* GIVEN INFORMATION:
────────────────────
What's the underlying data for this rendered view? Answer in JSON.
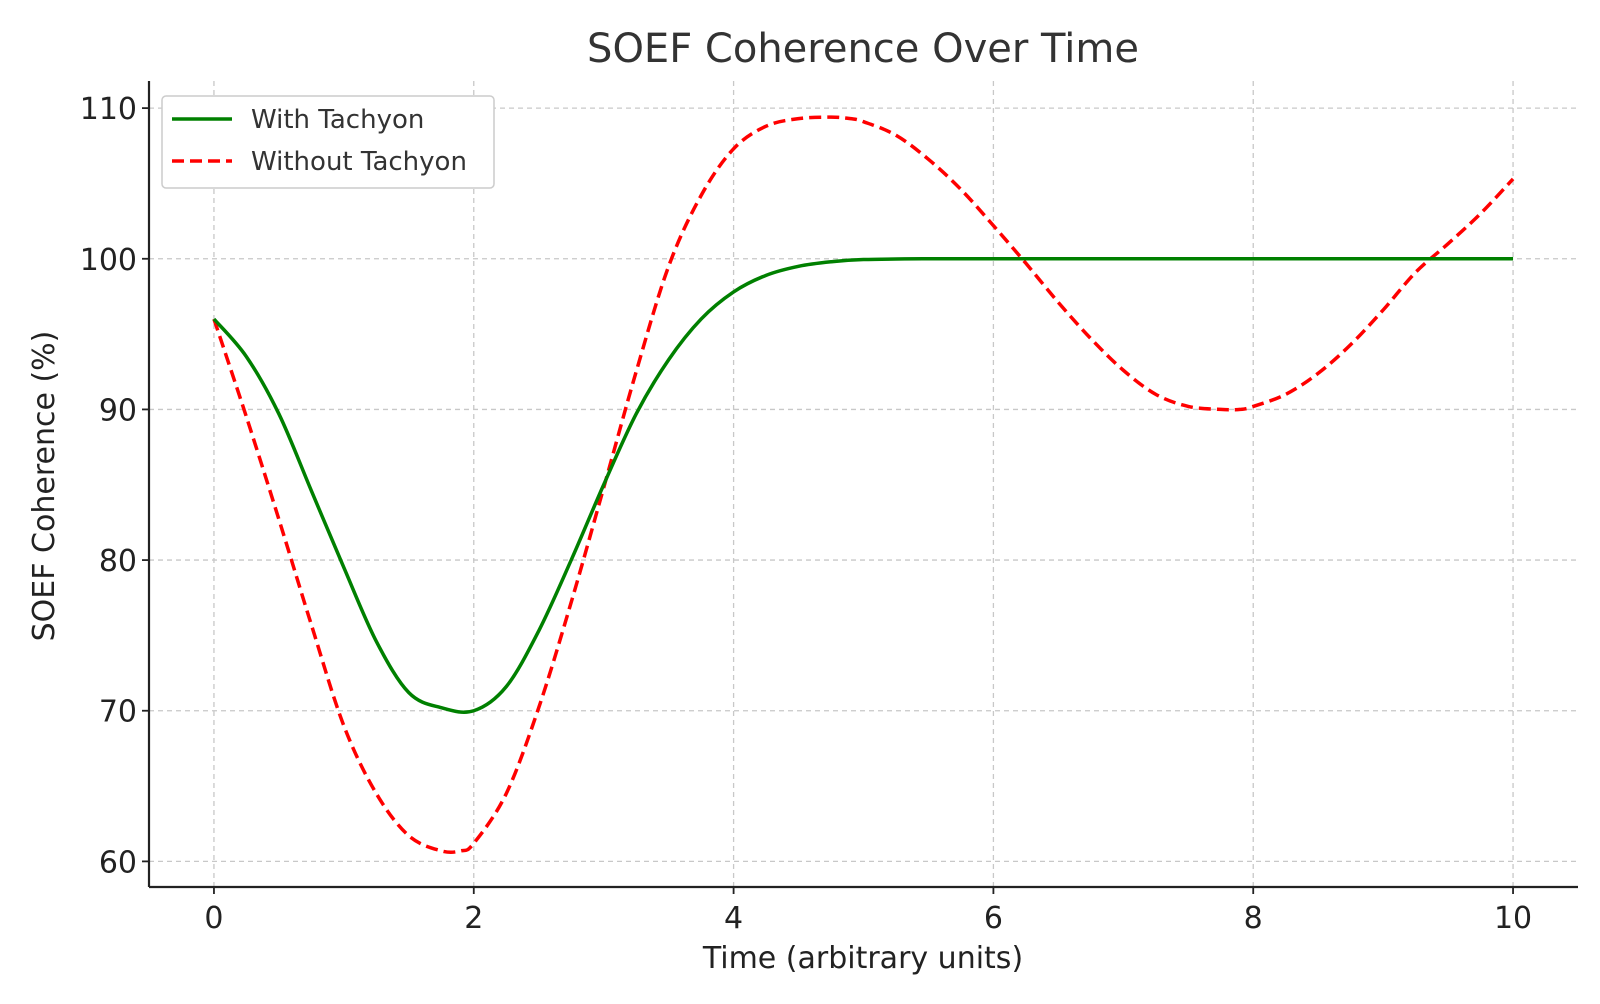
{
  "chart_data": {
    "type": "line",
    "title": "SOEF Coherence Over Time",
    "xlabel": "Time (arbitrary units)",
    "ylabel": "SOEF Coherence (%)",
    "xlim": [
      -0.5,
      10.5
    ],
    "ylim": [
      58.3,
      111.8
    ],
    "xticks": [
      0,
      2,
      4,
      6,
      8,
      10
    ],
    "yticks": [
      60,
      70,
      80,
      90,
      100,
      110
    ],
    "xtick_labels": [
      "0",
      "2",
      "4",
      "6",
      "8",
      "10"
    ],
    "ytick_labels": [
      "60",
      "70",
      "80",
      "90",
      "100",
      "110"
    ],
    "grid": true,
    "legend_position": "top-left",
    "series": [
      {
        "name": "With Tachyon",
        "color": "#008000",
        "dash": "solid",
        "x": [
          0,
          0.25,
          0.5,
          0.75,
          1.0,
          1.25,
          1.5,
          1.75,
          2.0,
          2.25,
          2.5,
          2.75,
          3.0,
          3.25,
          3.5,
          3.75,
          4.0,
          4.25,
          4.5,
          4.75,
          5.0,
          5.5,
          6.0,
          7.0,
          8.0,
          9.0,
          10.0
        ],
        "y": [
          96,
          93.5,
          89.7,
          84.6,
          79.5,
          74.6,
          71.2,
          70.2,
          70.0,
          71.6,
          75.3,
          80.0,
          85.0,
          89.7,
          93.3,
          96.0,
          97.8,
          98.9,
          99.5,
          99.8,
          99.95,
          100,
          100,
          100,
          100,
          100,
          100
        ]
      },
      {
        "name": "Without Tachyon",
        "color": "#ff0000",
        "dash": "dashed",
        "x": [
          0,
          0.25,
          0.5,
          0.75,
          1.0,
          1.25,
          1.5,
          1.75,
          1.9,
          2.0,
          2.25,
          2.5,
          2.75,
          3.0,
          3.25,
          3.5,
          3.75,
          4.0,
          4.25,
          4.5,
          4.75,
          4.9,
          5.0,
          5.25,
          5.5,
          5.75,
          6.0,
          6.25,
          6.5,
          6.75,
          7.0,
          7.25,
          7.5,
          7.75,
          7.9,
          8.0,
          8.25,
          8.5,
          8.75,
          9.0,
          9.25,
          9.5,
          9.75,
          10.0
        ],
        "y": [
          96,
          89.5,
          82.7,
          75.7,
          69.0,
          64.5,
          61.7,
          60.7,
          60.7,
          61.2,
          64.5,
          70.2,
          77.2,
          84.8,
          92.5,
          99.5,
          104.2,
          107.3,
          108.8,
          109.3,
          109.4,
          109.3,
          109.1,
          108.2,
          106.6,
          104.6,
          102.2,
          99.7,
          97.1,
          94.7,
          92.6,
          91.0,
          90.2,
          90.0,
          90.0,
          90.2,
          91.0,
          92.4,
          94.3,
          96.6,
          99.1,
          101.0,
          103.0,
          105.3
        ]
      }
    ]
  }
}
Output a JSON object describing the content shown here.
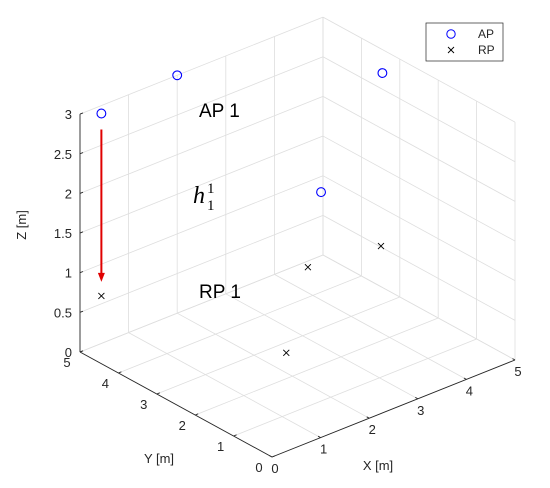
{
  "chart_data": {
    "type": "scatter3d",
    "xlabel": "X [m]",
    "ylabel": "Y [m]",
    "zlabel": "Z [m]",
    "xlim": [
      0,
      5
    ],
    "ylim": [
      0,
      5
    ],
    "zlim": [
      0,
      3
    ],
    "xticks": [
      "0",
      "1",
      "2",
      "3",
      "4",
      "5"
    ],
    "yticks": [
      "0",
      "1",
      "2",
      "3",
      "4",
      "5"
    ],
    "zticks": [
      "0",
      "0.5",
      "1",
      "1.5",
      "2",
      "2.5",
      "3"
    ],
    "grid": true,
    "legend_position": "top-right",
    "series": [
      {
        "name": "AP",
        "marker": "circle",
        "color": "#0000ff",
        "points": [
          {
            "x": 0.44,
            "y": 5.0,
            "z": 2.9
          },
          {
            "x": 2.0,
            "y": 5.0,
            "z": 3.0
          },
          {
            "x": 4.8,
            "y": 3.2,
            "z": 2.82
          },
          {
            "x": 2.55,
            "y": 1.95,
            "z": 2.2
          }
        ]
      },
      {
        "name": "RP",
        "marker": "x",
        "color": "#000000",
        "points": [
          {
            "x": 0.44,
            "y": 5.0,
            "z": 0.6
          },
          {
            "x": 4.85,
            "y": 3.3,
            "z": 0.6
          },
          {
            "x": 3.52,
            "y": 3.52,
            "z": 0.6
          },
          {
            "x": 1.4,
            "y": 1.4,
            "z": 0.6
          }
        ]
      }
    ],
    "annotations": {
      "ap_label": "AP 1",
      "rp_label": "RP 1",
      "arrow_label_main": "h",
      "arrow_label_sup": "1",
      "arrow_label_sub": "1",
      "arrow_color": "#e00000"
    }
  }
}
────────────────────
* SET EXERCISE: In the copy, include no pictures; restate the listing above exactly.

* EXERCISE RESPONSE:
What's the underlying data for this rendered view? Answer in JSON.
{
  "chart_data": {
    "type": "line",
    "title": "SOEF Coherence Over Time",
    "xlabel": "Time (arbitrary units)",
    "ylabel": "SOEF Coherence (%)",
    "xlim": [
      -0.5,
      10.5
    ],
    "ylim": [
      58.3,
      111.8
    ],
    "xticks": [
      0,
      2,
      4,
      6,
      8,
      10
    ],
    "yticks": [
      60,
      70,
      80,
      90,
      100,
      110
    ],
    "xtick_labels": [
      "0",
      "2",
      "4",
      "6",
      "8",
      "10"
    ],
    "ytick_labels": [
      "60",
      "70",
      "80",
      "90",
      "100",
      "110"
    ],
    "grid": true,
    "legend_position": "top-left",
    "series": [
      {
        "name": "With Tachyon",
        "color": "#008000",
        "dash": "solid",
        "x": [
          0,
          0.25,
          0.5,
          0.75,
          1.0,
          1.25,
          1.5,
          1.75,
          2.0,
          2.25,
          2.5,
          2.75,
          3.0,
          3.25,
          3.5,
          3.75,
          4.0,
          4.25,
          4.5,
          4.75,
          5.0,
          5.5,
          6.0,
          7.0,
          8.0,
          9.0,
          10.0
        ],
        "y": [
          96,
          93.5,
          89.7,
          84.6,
          79.5,
          74.6,
          71.2,
          70.2,
          70.0,
          71.6,
          75.3,
          80.0,
          85.0,
          89.7,
          93.3,
          96.0,
          97.8,
          98.9,
          99.5,
          99.8,
          99.95,
          100,
          100,
          100,
          100,
          100,
          100
        ]
      },
      {
        "name": "Without Tachyon",
        "color": "#ff0000",
        "dash": "dashed",
        "x": [
          0,
          0.25,
          0.5,
          0.75,
          1.0,
          1.25,
          1.5,
          1.75,
          1.9,
          2.0,
          2.25,
          2.5,
          2.75,
          3.0,
          3.25,
          3.5,
          3.75,
          4.0,
          4.25,
          4.5,
          4.75,
          4.9,
          5.0,
          5.25,
          5.5,
          5.75,
          6.0,
          6.25,
          6.5,
          6.75,
          7.0,
          7.25,
          7.5,
          7.75,
          7.9,
          8.0,
          8.25,
          8.5,
          8.75,
          9.0,
          9.25,
          9.5,
          9.75,
          10.0
        ],
        "y": [
          96,
          89.5,
          82.7,
          75.7,
          69.0,
          64.5,
          61.7,
          60.7,
          60.7,
          61.2,
          64.5,
          70.2,
          77.2,
          84.8,
          92.5,
          99.5,
          104.2,
          107.3,
          108.8,
          109.3,
          109.4,
          109.3,
          109.1,
          108.2,
          106.6,
          104.6,
          102.2,
          99.7,
          97.1,
          94.7,
          92.6,
          91.0,
          90.2,
          90.0,
          90.0,
          90.2,
          91.0,
          92.4,
          94.3,
          96.6,
          99.1,
          101.0,
          103.0,
          105.3
        ]
      }
    ]
  }
}
Output a JSON object describing the content shown here.
{
  "chart_data": {
    "type": "scatter3d",
    "xlabel": "X [m]",
    "ylabel": "Y [m]",
    "zlabel": "Z [m]",
    "xlim": [
      0,
      5
    ],
    "ylim": [
      0,
      5
    ],
    "zlim": [
      0,
      3
    ],
    "xticks": [
      "0",
      "1",
      "2",
      "3",
      "4",
      "5"
    ],
    "yticks": [
      "0",
      "1",
      "2",
      "3",
      "4",
      "5"
    ],
    "zticks": [
      "0",
      "0.5",
      "1",
      "1.5",
      "2",
      "2.5",
      "3"
    ],
    "grid": true,
    "legend_position": "top-right",
    "series": [
      {
        "name": "AP",
        "marker": "circle",
        "color": "#0000ff",
        "points": [
          {
            "x": 0.44,
            "y": 5.0,
            "z": 2.9
          },
          {
            "x": 2.0,
            "y": 5.0,
            "z": 3.0
          },
          {
            "x": 4.8,
            "y": 3.2,
            "z": 2.82
          },
          {
            "x": 2.55,
            "y": 1.95,
            "z": 2.2
          }
        ]
      },
      {
        "name": "RP",
        "marker": "x",
        "color": "#000000",
        "points": [
          {
            "x": 0.44,
            "y": 5.0,
            "z": 0.6
          },
          {
            "x": 4.85,
            "y": 3.3,
            "z": 0.6
          },
          {
            "x": 3.52,
            "y": 3.52,
            "z": 0.6
          },
          {
            "x": 1.4,
            "y": 1.4,
            "z": 0.6
          }
        ]
      }
    ],
    "annotations": {
      "ap_label": "AP 1",
      "rp_label": "RP 1",
      "arrow_label_main": "h",
      "arrow_label_sup": "1",
      "arrow_label_sub": "1",
      "arrow_color": "#e00000"
    }
  }
}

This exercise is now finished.